■ WHAT YOU NEED TO DO
Repeat every line of the listing below exactly, minus the pictures.

Data listing
--------------------------------
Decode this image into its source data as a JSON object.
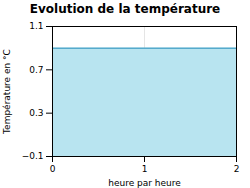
{
  "chart_data": {
    "type": "area",
    "title": "Evolution de la température",
    "xlabel": "heure par heure",
    "ylabel": "Température en °C",
    "x": [
      0,
      2
    ],
    "series": [
      {
        "type": "area",
        "color": "#b8e4f0",
        "values": [
          0.9,
          0.9
        ]
      },
      {
        "type": "line",
        "color": "#55aacc",
        "values": [
          0.9,
          0.9
        ]
      }
    ],
    "xlim": [
      0,
      2
    ],
    "ylim": [
      -0.1,
      1.1
    ],
    "xticks": [
      0,
      1,
      2
    ],
    "yticks": [
      -0.1,
      0.3,
      0.7,
      1.1
    ],
    "grid": true
  }
}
--------------------------------
■ WRITTEN SOLUTION
Decode this image into its source data as a JSON object.
{
  "chart_data": {
    "type": "area",
    "title": "Evolution de la température",
    "xlabel": "heure par heure",
    "ylabel": "Température en °C",
    "x": [
      0,
      2
    ],
    "series": [
      {
        "type": "area",
        "color": "#b8e4f0",
        "values": [
          0.9,
          0.9
        ]
      },
      {
        "type": "line",
        "color": "#55aacc",
        "values": [
          0.9,
          0.9
        ]
      }
    ],
    "xlim": [
      0,
      2
    ],
    "ylim": [
      -0.1,
      1.1
    ],
    "xticks": [
      0,
      1,
      2
    ],
    "yticks": [
      -0.1,
      0.3,
      0.7,
      1.1
    ],
    "grid": true
  }
}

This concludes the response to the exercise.